→ **GIVEN INSTRUCTION**:
Pull out every line of the listing below where "this" appears.

>>>>>

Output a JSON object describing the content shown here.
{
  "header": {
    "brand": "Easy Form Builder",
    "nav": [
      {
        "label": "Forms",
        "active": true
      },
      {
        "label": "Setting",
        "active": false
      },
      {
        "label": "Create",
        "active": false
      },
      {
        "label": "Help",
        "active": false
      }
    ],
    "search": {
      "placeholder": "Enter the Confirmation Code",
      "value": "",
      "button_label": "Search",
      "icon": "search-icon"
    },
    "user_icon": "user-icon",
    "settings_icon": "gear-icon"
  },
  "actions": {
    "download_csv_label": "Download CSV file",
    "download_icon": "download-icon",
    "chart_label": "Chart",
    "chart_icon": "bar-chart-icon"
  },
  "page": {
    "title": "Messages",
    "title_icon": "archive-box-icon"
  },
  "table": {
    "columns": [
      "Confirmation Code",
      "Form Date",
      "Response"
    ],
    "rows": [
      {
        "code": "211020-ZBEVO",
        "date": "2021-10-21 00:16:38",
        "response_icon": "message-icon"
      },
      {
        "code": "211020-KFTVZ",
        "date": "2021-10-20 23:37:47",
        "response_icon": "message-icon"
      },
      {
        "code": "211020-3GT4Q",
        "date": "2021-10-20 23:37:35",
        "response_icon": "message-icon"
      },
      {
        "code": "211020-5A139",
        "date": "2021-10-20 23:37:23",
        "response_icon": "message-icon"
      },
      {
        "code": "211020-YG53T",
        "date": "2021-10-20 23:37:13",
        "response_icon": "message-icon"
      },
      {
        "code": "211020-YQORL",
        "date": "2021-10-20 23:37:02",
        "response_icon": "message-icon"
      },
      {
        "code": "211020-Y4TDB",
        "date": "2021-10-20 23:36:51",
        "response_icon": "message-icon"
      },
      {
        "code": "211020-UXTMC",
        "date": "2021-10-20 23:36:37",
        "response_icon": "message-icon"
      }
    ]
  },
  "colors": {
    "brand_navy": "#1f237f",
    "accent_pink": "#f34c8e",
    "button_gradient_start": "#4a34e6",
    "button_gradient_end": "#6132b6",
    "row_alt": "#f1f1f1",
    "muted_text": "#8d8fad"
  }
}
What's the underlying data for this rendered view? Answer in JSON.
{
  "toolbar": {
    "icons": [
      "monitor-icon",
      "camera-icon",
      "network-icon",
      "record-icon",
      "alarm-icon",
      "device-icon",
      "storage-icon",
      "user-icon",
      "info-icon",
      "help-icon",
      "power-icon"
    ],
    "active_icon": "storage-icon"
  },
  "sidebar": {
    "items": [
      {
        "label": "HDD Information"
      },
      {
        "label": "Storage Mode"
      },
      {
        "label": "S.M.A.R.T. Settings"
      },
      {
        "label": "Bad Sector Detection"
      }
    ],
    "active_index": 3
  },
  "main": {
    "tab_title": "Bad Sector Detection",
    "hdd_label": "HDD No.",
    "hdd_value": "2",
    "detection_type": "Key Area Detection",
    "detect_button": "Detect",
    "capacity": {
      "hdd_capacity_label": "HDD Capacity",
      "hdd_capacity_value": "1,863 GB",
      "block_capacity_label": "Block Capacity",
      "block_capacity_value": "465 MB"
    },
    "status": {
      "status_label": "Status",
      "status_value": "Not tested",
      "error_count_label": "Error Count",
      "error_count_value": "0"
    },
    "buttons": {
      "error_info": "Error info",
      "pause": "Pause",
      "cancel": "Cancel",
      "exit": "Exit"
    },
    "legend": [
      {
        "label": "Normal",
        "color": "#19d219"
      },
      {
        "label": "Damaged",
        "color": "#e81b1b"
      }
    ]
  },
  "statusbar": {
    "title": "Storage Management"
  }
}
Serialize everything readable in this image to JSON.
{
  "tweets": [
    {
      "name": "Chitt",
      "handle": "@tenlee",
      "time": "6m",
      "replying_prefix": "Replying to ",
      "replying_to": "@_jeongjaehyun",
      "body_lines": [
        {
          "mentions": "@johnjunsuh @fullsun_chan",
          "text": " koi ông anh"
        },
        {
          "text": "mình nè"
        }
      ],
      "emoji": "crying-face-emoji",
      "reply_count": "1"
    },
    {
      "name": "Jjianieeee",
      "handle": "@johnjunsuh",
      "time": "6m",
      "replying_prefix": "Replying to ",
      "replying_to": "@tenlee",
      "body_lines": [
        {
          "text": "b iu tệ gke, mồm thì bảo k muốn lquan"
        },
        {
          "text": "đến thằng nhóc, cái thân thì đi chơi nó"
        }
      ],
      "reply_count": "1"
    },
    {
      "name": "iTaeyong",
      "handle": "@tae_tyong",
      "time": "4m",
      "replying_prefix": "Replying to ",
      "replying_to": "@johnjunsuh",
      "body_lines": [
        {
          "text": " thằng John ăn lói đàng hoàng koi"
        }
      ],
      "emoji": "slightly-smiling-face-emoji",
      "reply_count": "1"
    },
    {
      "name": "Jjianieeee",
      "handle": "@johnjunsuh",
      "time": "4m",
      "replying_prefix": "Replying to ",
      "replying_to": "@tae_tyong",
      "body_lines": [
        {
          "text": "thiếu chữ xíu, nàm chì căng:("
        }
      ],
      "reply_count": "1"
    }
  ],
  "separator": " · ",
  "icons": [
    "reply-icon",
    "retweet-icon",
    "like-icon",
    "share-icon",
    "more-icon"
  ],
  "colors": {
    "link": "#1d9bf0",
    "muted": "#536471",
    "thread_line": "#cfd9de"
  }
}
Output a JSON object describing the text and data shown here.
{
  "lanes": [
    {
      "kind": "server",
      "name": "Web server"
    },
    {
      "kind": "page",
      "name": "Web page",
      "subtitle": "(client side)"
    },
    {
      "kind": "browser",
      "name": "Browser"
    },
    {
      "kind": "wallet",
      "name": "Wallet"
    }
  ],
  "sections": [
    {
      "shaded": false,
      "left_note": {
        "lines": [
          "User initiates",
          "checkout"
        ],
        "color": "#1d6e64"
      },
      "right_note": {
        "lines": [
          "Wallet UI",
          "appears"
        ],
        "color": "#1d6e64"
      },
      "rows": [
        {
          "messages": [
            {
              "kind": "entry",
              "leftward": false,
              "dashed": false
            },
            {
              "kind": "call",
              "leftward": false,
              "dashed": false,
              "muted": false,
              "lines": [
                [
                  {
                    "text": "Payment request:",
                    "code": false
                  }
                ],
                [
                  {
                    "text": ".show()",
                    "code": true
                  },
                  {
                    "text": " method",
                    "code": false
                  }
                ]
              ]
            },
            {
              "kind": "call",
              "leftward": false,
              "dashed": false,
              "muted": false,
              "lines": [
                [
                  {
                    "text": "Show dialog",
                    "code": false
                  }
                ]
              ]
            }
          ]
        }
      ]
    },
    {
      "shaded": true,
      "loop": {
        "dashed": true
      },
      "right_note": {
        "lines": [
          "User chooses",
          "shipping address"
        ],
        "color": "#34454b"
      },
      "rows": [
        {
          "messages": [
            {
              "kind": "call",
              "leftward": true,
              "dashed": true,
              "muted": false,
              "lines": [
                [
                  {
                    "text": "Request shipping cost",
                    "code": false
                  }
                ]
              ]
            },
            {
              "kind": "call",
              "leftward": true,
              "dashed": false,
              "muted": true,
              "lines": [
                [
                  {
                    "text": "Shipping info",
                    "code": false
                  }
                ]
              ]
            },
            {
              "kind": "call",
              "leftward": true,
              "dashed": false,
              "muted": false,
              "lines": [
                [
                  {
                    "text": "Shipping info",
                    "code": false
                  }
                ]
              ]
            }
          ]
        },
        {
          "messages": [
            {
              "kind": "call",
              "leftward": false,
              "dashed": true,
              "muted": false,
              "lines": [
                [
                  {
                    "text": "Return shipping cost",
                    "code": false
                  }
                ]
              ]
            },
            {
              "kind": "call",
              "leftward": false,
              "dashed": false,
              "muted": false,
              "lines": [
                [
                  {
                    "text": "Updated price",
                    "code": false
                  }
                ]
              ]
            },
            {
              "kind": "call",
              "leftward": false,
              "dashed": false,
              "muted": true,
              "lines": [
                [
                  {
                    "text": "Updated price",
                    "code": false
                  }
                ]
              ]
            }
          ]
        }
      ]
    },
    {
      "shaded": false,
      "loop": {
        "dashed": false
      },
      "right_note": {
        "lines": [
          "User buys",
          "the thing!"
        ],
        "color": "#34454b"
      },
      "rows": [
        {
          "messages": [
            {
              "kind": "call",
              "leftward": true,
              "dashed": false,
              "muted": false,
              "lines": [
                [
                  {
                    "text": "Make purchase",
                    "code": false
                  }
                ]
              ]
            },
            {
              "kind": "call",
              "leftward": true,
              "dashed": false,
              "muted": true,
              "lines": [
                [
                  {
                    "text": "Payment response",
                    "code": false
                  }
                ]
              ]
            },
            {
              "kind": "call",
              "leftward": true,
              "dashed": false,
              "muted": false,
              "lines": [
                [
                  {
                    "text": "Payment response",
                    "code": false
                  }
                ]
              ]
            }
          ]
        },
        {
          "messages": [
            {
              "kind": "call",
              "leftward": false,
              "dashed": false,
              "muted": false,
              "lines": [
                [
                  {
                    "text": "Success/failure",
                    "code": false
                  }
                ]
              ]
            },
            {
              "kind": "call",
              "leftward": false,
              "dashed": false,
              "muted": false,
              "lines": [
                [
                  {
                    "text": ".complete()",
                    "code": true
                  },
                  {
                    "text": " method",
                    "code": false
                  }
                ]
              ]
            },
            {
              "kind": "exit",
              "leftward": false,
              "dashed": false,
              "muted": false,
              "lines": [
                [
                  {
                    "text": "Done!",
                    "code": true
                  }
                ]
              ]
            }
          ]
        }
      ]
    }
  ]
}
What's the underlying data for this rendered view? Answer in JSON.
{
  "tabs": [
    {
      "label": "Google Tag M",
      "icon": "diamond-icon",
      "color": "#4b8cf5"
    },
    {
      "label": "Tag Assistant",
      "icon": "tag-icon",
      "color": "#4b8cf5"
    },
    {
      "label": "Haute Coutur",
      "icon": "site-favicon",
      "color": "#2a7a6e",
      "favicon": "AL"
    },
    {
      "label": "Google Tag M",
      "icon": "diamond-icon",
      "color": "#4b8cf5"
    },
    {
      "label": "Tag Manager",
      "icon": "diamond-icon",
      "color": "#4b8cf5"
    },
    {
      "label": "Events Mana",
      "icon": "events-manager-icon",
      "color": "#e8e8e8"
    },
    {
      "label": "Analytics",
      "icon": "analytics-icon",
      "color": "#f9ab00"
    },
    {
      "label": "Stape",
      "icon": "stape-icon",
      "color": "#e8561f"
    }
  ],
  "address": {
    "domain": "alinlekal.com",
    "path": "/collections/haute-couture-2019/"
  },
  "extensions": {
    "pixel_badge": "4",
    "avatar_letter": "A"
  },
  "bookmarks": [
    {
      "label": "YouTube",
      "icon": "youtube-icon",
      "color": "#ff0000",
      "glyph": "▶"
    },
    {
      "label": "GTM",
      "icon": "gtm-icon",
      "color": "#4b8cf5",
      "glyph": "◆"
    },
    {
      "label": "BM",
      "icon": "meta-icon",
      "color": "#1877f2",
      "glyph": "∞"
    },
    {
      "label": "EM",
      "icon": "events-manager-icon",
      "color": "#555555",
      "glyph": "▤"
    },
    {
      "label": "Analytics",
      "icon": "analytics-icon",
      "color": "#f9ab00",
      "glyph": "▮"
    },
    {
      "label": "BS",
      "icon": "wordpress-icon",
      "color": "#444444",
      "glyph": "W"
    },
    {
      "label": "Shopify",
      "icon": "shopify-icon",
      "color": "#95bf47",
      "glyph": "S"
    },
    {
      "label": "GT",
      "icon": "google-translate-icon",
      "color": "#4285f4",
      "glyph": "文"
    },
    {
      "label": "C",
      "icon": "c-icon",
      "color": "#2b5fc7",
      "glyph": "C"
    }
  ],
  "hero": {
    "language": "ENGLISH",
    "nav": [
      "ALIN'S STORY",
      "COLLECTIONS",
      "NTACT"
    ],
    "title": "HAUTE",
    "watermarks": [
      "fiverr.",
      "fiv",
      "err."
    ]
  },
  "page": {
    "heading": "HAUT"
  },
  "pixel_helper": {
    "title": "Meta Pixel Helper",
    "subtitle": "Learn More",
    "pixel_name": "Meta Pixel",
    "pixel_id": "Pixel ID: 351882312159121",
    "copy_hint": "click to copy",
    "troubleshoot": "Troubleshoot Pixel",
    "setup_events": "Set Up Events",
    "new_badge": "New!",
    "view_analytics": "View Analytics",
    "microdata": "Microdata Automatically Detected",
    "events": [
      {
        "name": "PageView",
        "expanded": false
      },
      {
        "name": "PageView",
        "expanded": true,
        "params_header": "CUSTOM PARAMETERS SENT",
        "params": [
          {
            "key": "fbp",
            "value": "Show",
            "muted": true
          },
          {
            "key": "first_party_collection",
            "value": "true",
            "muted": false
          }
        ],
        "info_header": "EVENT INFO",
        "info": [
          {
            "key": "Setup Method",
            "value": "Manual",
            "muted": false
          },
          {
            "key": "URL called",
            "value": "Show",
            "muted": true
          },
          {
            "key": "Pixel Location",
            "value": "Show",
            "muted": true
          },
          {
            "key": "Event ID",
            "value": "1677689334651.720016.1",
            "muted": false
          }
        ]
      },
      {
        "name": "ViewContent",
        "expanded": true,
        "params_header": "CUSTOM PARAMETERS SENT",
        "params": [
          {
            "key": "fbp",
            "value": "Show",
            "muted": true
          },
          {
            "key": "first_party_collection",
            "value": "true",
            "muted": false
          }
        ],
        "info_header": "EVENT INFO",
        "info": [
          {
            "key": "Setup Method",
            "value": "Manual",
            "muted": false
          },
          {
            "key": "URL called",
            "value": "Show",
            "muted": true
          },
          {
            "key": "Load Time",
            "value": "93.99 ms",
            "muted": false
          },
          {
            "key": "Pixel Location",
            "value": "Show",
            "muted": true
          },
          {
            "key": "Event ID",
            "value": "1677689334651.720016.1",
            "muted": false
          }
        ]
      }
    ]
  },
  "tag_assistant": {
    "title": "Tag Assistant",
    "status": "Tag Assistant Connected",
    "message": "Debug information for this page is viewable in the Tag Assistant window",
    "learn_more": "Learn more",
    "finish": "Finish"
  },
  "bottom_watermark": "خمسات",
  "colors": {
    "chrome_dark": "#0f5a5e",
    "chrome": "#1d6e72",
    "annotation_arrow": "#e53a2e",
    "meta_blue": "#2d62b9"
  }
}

<<<<<

→ **RESULT BELOW**:
What's the underlying data for this rendered view? Answer in JSON.
Serialize everything readable in this image to JSON.
What's the underlying data for this rendered view? Answer in JSON.
    "message": "Debug information for this page is viewable in the Tag Assistant window",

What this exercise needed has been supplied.